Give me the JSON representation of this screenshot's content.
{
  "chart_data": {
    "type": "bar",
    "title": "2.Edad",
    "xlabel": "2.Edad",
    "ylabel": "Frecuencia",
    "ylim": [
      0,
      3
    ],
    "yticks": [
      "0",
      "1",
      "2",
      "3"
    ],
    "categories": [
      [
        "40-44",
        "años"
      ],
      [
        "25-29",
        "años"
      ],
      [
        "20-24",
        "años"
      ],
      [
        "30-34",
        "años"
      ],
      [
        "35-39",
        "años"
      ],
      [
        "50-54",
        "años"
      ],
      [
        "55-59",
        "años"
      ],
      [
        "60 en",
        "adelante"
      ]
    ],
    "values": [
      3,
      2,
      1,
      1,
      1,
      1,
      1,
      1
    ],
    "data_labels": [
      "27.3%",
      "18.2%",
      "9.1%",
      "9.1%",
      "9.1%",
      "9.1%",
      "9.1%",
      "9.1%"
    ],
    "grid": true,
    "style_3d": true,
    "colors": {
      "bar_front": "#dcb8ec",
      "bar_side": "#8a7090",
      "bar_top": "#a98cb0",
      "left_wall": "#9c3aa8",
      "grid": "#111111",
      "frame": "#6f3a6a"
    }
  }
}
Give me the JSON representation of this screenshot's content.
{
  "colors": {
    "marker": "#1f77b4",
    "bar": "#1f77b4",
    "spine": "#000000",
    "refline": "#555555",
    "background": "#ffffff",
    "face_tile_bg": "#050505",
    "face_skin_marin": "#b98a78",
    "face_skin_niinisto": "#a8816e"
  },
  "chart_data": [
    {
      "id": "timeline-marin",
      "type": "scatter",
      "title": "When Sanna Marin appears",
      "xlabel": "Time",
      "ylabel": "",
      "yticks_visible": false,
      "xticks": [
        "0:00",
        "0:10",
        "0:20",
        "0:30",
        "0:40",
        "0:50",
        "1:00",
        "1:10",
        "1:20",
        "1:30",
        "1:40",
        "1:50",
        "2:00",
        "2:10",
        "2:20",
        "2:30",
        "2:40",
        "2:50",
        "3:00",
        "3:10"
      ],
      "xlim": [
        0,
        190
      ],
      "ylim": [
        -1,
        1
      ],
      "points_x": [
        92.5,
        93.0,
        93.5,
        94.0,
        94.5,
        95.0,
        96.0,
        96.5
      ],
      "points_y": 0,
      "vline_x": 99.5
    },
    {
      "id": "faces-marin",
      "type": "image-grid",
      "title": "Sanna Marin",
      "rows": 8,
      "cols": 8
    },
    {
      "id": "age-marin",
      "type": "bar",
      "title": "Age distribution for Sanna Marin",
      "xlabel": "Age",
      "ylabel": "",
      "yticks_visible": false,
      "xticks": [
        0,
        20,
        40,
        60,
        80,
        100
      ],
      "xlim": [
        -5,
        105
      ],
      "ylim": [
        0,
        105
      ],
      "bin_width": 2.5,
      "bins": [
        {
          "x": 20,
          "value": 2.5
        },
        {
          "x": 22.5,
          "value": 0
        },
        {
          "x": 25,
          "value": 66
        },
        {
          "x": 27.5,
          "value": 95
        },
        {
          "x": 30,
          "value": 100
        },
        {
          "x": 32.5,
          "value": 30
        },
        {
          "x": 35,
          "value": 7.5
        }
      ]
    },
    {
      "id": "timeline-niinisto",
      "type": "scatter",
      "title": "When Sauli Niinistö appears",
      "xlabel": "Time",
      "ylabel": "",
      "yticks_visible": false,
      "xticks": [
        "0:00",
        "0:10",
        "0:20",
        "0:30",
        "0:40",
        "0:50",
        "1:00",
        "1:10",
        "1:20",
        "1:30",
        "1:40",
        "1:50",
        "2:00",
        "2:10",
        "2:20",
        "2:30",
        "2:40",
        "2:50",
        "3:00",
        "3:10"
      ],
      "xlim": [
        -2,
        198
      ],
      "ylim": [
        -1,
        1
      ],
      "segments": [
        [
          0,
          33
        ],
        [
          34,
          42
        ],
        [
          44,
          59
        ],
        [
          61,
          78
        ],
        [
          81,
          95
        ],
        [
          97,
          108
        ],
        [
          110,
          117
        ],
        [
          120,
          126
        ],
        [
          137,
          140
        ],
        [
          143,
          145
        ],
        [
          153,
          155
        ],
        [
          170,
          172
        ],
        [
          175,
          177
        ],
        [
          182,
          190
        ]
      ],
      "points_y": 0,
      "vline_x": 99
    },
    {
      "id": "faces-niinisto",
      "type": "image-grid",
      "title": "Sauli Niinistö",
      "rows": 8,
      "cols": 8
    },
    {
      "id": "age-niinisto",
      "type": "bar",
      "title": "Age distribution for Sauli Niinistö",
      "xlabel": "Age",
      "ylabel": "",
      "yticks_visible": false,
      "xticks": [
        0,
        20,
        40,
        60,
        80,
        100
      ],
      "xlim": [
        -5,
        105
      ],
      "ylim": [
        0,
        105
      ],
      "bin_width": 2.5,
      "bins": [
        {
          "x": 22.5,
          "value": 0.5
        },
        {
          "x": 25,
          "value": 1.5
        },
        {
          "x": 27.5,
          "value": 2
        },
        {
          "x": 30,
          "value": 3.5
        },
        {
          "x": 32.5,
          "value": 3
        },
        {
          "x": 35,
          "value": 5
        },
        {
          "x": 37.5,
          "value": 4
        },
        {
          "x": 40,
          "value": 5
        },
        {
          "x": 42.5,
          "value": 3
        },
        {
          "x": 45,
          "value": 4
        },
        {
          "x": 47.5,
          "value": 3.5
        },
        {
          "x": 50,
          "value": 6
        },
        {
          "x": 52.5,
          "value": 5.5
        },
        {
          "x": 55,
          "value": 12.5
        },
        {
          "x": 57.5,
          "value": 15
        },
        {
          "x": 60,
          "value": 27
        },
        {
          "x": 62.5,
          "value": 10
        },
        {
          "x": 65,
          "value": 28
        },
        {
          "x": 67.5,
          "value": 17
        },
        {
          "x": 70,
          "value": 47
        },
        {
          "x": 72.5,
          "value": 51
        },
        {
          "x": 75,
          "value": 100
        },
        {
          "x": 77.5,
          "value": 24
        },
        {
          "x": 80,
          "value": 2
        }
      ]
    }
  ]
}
###
#### WORK INSTRUCTIONS:
Take the entries above and transcribe them in full.

#### EXPECTED OUTPUT:
Give me the JSON representation of this screenshot's content.
{
  "chart_data": {
    "type": "bar",
    "title": "2.Edad",
    "xlabel": "2.Edad",
    "ylabel": "Frecuencia",
    "ylim": [
      0,
      3
    ],
    "yticks": [
      "0",
      "1",
      "2",
      "3"
    ],
    "categories": [
      [
        "40-44",
        "años"
      ],
      [
        "25-29",
        "años"
      ],
      [
        "20-24",
        "años"
      ],
      [
        "30-34",
        "años"
      ],
      [
        "35-39",
        "años"
      ],
      [
        "50-54",
        "años"
      ],
      [
        "55-59",
        "años"
      ],
      [
        "60 en",
        "adelante"
      ]
    ],
    "values": [
      3,
      2,
      1,
      1,
      1,
      1,
      1,
      1
    ],
    "data_labels": [
      "27.3%",
      "18.2%",
      "9.1%",
      "9.1%",
      "9.1%",
      "9.1%",
      "9.1%",
      "9.1%"
    ],
    "grid": true,
    "style_3d": true,
    "colors": {
      "bar_front": "#dcb8ec",
      "bar_side": "#8a7090",
      "bar_top": "#a98cb0",
      "left_wall": "#9c3aa8",
      "grid": "#111111",
      "frame": "#6f3a6a"
    }
  }
}
Give me the JSON representation of this screenshot's content.
{
  "colors": {
    "marker": "#1f77b4",
    "bar": "#1f77b4",
    "spine": "#000000",
    "refline": "#555555",
    "background": "#ffffff",
    "face_tile_bg": "#050505",
    "face_skin_marin": "#b98a78",
    "face_skin_niinisto": "#a8816e"
  },
  "chart_data": [
    {
      "id": "timeline-marin",
      "type": "scatter",
      "title": "When Sanna Marin appears",
      "xlabel": "Time",
      "ylabel": "",
      "yticks_visible": false,
      "xticks": [
        "0:00",
        "0:10",
        "0:20",
        "0:30",
        "0:40",
        "0:50",
        "1:00",
        "1:10",
        "1:20",
        "1:30",
        "1:40",
        "1:50",
        "2:00",
        "2:10",
        "2:20",
        "2:30",
        "2:40",
        "2:50",
        "3:00",
        "3:10"
      ],
      "xlim": [
        0,
        190
      ],
      "ylim": [
        -1,
        1
      ],
      "points_x": [
        92.5,
        93.0,
        93.5,
        94.0,
        94.5,
        95.0,
        96.0,
        96.5
      ],
      "points_y": 0,
      "vline_x": 99.5
    },
    {
      "id": "faces-marin",
      "type": "image-grid",
      "title": "Sanna Marin",
      "rows": 8,
      "cols": 8
    },
    {
      "id": "age-marin",
      "type": "bar",
      "title": "Age distribution for Sanna Marin",
      "xlabel": "Age",
      "ylabel": "",
      "yticks_visible": false,
      "xticks": [
        0,
        20,
        40,
        60,
        80,
        100
      ],
      "xlim": [
        -5,
        105
      ],
      "ylim": [
        0,
        105
      ],
      "bin_width": 2.5,
      "bins": [
        {
          "x": 20,
          "value": 2.5
        },
        {
          "x": 22.5,
          "value": 0
        },
        {
          "x": 25,
          "value": 66
        },
        {
          "x": 27.5,
          "value": 95
        },
        {
          "x": 30,
          "value": 100
        },
        {
          "x": 32.5,
          "value": 30
        },
        {
          "x": 35,
          "value": 7.5
        }
      ]
    },
    {
      "id": "timeline-niinisto",
      "type": "scatter",
      "title": "When Sauli Niinistö appears",
      "xlabel": "Time",
      "ylabel": "",
      "yticks_visible": false,
      "xticks": [
        "0:00",
        "0:10",
        "0:20",
        "0:30",
        "0:40",
        "0:50",
        "1:00",
        "1:10",
        "1:20",
        "1:30",
        "1:40",
        "1:50",
        "2:00",
        "2:10",
        "2:20",
        "2:30",
        "2:40",
        "2:50",
        "3:00",
        "3:10"
      ],
      "xlim": [
        -2,
        198
      ],
      "ylim": [
        -1,
        1
      ],
      "segments": [
        [
          0,
          33
        ],
        [
          34,
          42
        ],
        [
          44,
          59
        ],
        [
          61,
          78
        ],
        [
          81,
          95
        ],
        [
          97,
          108
        ],
        [
          110,
          117
        ],
        [
          120,
          126
        ],
        [
          137,
          140
        ],
        [
          143,
          145
        ],
        [
          153,
          155
        ],
        [
          170,
          172
        ],
        [
          175,
          177
        ],
        [
          182,
          190
        ]
      ],
      "points_y": 0,
      "vline_x": 99
    },
    {
      "id": "faces-niinisto",
      "type": "image-grid",
      "title": "Sauli Niinistö",
      "rows": 8,
      "cols": 8
    },
    {
      "id": "age-niinisto",
      "type": "bar",
      "title": "Age distribution for Sauli Niinistö",
      "xlabel": "Age",
      "ylabel": "",
      "yticks_visible": false,
      "xticks": [
        0,
        20,
        40,
        60,
        80,
        100
      ],
      "xlim": [
        -5,
        105
      ],
      "ylim": [
        0,
        105
      ],
      "bin_width": 2.5,
      "bins": [
        {
          "x": 22.5,
          "value": 0.5
        },
        {
          "x": 25,
          "value": 1.5
        },
        {
          "x": 27.5,
          "value": 2
        },
        {
          "x": 30,
          "value": 3.5
        },
        {
          "x": 32.5,
          "value": 3
        },
        {
          "x": 35,
          "value": 5
        },
        {
          "x": 37.5,
          "value": 4
        },
        {
          "x": 40,
          "value": 5
        },
        {
          "x": 42.5,
          "value": 3
        },
        {
          "x": 45,
          "value": 4
        },
        {
          "x": 47.5,
          "value": 3.5
        },
        {
          "x": 50,
          "value": 6
        },
        {
          "x": 52.5,
          "value": 5.5
        },
        {
          "x": 55,
          "value": 12.5
        },
        {
          "x": 57.5,
          "value": 15
        },
        {
          "x": 60,
          "value": 27
        },
        {
          "x": 62.5,
          "value": 10
        },
        {
          "x": 65,
          "value": 28
        },
        {
          "x": 67.5,
          "value": 17
        },
        {
          "x": 70,
          "value": 47
        },
        {
          "x": 72.5,
          "value": 51
        },
        {
          "x": 75,
          "value": 100
        },
        {
          "x": 77.5,
          "value": 24
        },
        {
          "x": 80,
          "value": 2
        }
      ]
    }
  ]
}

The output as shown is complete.